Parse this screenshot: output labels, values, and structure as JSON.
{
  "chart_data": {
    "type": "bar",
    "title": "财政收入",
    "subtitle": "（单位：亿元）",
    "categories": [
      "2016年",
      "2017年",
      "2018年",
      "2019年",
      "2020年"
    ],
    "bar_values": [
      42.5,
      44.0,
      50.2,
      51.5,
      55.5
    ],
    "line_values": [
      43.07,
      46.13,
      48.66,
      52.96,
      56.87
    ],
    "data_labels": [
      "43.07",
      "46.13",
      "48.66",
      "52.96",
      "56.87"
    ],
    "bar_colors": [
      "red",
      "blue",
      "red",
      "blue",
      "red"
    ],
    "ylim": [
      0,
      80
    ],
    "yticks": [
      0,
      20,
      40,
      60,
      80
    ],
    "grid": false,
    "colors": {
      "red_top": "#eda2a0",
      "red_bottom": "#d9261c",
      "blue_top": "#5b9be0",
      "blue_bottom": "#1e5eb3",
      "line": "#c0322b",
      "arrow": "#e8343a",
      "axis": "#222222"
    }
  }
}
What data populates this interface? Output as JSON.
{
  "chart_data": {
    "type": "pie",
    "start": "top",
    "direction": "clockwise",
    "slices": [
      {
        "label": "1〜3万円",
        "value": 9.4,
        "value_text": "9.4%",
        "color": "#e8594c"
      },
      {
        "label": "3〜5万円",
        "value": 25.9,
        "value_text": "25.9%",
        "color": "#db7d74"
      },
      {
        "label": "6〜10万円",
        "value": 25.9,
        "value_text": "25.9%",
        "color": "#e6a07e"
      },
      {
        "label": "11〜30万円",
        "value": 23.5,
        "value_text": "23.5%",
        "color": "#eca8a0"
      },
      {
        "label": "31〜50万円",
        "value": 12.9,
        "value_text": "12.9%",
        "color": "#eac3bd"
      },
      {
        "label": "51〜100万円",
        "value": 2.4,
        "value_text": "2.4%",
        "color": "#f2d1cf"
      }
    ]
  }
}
-*-
## SHORT PROBLEM
Gather each line in the entries above where the string "this" is found.

## TASK RESULT
Parse this screenshot: output labels, values, and structure as JSON.
What data populates this interface? Output as JSON.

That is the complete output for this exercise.